> **Instruction**
In the material below, the lines containing the word "mixtures" are required; copy each of them.

(Data entries for graphics)
______
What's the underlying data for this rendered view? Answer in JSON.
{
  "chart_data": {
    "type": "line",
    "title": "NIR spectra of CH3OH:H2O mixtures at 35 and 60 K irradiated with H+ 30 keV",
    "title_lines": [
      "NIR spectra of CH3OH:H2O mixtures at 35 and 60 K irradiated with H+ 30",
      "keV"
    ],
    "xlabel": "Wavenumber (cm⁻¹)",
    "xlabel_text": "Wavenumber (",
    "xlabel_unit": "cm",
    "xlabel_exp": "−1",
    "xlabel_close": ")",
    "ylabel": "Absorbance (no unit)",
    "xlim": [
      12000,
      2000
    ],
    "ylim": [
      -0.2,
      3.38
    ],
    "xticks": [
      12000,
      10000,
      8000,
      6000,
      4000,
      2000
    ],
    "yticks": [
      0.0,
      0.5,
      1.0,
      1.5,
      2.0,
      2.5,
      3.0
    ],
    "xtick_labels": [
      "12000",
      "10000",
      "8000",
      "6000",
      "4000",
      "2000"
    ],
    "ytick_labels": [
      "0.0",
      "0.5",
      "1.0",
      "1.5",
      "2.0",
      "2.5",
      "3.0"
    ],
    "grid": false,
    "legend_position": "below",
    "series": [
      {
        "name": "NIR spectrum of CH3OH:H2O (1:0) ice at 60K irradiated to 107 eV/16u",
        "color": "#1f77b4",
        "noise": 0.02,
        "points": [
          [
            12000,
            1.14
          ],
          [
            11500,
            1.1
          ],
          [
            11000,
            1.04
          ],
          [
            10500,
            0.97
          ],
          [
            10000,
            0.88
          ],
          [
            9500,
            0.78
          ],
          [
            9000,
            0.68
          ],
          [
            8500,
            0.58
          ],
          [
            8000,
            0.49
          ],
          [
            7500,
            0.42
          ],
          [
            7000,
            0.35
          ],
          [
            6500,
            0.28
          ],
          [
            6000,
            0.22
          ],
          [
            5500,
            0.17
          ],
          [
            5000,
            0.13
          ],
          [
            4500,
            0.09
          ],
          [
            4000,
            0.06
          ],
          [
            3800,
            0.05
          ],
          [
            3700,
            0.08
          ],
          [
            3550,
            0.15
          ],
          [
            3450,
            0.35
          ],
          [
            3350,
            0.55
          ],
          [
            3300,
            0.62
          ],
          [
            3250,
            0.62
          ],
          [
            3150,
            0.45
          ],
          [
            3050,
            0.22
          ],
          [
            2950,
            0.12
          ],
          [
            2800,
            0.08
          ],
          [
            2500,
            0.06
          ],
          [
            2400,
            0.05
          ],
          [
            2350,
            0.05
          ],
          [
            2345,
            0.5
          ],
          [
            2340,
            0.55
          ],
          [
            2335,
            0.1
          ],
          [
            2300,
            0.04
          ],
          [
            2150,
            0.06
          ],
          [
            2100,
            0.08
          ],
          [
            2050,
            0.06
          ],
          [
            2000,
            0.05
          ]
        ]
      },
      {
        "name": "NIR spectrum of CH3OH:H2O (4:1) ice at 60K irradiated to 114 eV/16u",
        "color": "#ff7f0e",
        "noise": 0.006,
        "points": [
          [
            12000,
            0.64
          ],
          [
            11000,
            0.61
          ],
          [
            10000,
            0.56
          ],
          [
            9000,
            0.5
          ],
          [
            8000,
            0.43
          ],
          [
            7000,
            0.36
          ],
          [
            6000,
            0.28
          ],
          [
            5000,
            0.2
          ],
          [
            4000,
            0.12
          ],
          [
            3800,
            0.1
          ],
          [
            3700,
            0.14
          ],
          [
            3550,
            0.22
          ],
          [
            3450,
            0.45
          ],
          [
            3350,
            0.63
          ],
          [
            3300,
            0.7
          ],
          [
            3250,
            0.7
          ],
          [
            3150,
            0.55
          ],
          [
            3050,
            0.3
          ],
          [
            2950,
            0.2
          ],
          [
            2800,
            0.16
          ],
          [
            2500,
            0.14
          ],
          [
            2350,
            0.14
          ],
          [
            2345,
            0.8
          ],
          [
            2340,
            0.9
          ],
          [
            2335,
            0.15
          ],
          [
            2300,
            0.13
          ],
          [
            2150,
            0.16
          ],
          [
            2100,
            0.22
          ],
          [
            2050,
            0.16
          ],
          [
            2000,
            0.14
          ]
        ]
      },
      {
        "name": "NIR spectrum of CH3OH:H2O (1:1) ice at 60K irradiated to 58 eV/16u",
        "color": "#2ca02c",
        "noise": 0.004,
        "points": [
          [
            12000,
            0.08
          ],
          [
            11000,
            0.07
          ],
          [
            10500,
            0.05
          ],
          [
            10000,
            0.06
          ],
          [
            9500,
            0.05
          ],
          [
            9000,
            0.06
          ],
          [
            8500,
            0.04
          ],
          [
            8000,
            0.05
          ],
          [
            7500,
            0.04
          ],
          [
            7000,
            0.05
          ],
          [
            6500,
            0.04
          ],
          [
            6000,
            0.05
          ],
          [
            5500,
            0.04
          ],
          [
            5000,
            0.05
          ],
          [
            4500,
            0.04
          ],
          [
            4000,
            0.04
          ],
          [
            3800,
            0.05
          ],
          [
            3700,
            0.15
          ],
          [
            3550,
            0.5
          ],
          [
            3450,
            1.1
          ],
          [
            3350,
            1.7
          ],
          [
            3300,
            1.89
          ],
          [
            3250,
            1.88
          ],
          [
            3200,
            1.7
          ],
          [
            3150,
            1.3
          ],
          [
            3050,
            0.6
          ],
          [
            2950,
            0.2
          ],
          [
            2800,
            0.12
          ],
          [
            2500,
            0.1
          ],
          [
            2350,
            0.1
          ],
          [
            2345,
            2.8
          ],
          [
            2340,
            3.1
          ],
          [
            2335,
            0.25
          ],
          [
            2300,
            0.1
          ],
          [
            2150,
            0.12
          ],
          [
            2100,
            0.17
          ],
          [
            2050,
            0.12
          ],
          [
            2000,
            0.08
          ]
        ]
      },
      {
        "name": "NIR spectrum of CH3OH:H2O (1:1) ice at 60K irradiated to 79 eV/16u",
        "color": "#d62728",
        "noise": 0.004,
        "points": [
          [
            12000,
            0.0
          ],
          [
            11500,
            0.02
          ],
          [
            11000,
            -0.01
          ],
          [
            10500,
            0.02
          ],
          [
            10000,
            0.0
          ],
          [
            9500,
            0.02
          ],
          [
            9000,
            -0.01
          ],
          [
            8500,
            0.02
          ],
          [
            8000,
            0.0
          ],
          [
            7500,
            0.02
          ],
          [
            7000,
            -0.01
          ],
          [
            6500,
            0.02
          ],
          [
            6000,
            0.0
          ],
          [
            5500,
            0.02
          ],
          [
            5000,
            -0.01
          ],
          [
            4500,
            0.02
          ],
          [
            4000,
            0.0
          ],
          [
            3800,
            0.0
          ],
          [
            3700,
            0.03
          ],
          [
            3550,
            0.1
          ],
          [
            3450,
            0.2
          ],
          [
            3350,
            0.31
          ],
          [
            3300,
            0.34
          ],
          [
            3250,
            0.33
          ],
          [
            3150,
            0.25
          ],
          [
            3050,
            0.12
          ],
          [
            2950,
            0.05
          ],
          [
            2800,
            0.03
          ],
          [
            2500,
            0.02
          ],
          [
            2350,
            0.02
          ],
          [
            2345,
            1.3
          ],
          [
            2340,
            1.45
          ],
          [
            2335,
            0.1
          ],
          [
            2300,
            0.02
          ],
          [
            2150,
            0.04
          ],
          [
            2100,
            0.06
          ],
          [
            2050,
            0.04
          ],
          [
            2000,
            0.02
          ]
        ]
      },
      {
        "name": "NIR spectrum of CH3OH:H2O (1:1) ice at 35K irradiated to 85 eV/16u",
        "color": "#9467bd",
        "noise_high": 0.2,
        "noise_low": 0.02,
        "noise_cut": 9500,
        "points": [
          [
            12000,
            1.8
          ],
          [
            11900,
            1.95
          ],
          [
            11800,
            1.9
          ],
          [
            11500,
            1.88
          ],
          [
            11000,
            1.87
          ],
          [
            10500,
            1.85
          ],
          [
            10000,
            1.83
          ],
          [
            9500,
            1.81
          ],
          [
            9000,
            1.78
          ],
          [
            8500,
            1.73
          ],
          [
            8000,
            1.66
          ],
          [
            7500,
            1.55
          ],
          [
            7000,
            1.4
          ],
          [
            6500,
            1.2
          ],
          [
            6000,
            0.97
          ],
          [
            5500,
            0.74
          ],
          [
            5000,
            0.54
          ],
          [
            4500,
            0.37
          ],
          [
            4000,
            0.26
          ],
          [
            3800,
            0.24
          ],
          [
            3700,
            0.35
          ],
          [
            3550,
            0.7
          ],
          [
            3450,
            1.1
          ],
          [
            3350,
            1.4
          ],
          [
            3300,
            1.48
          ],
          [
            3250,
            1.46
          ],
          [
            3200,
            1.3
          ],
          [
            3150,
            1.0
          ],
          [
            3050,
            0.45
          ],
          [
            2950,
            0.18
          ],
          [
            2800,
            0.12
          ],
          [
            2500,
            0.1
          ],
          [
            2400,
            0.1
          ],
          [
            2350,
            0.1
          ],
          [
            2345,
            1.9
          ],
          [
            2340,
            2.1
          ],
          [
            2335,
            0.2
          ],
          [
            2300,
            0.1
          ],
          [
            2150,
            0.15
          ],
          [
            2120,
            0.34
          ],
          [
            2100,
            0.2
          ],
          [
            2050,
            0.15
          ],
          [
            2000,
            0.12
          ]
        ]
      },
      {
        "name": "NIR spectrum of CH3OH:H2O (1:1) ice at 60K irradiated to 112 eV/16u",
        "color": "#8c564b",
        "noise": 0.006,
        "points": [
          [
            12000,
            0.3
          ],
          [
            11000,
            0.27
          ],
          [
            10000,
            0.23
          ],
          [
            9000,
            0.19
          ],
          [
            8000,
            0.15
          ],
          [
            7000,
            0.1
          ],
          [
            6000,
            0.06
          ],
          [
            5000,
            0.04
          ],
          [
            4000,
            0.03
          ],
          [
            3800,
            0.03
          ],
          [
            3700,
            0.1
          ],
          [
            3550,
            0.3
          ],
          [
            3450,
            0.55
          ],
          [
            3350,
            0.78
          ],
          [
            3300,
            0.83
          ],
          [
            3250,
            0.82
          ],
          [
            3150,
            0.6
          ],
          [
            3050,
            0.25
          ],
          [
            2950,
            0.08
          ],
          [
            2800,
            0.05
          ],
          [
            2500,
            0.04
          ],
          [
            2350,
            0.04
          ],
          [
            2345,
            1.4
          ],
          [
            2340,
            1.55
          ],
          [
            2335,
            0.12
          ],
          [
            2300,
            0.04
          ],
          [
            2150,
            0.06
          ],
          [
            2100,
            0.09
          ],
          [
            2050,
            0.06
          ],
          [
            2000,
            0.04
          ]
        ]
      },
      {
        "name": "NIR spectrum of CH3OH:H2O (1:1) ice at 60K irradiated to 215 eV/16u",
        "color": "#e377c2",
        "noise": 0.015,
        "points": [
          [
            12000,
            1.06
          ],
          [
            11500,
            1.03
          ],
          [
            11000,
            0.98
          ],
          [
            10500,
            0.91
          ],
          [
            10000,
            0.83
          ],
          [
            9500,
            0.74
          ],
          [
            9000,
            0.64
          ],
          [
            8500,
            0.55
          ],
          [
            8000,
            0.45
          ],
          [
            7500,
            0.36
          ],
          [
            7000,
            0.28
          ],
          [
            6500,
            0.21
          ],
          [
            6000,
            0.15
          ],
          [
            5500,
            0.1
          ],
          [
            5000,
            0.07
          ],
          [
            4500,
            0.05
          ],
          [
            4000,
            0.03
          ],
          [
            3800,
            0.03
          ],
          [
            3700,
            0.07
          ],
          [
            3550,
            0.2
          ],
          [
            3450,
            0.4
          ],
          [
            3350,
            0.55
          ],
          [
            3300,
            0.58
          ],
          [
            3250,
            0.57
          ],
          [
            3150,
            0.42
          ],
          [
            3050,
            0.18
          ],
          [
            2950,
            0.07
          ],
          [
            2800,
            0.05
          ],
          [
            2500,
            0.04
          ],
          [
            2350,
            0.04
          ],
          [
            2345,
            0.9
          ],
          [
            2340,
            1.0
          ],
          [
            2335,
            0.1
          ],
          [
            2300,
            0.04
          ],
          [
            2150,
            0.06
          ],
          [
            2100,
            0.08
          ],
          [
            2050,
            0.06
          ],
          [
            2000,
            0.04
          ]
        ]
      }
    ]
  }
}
______
> **Answer**
    "title": "NIR spectra of CH3OH:H2O mixtures at 35 and 60 K irradiated with H+ 30 keV",
      "NIR spectra of CH3OH:H2O mixtures at 35 and 60 K irradiated with H+ 30",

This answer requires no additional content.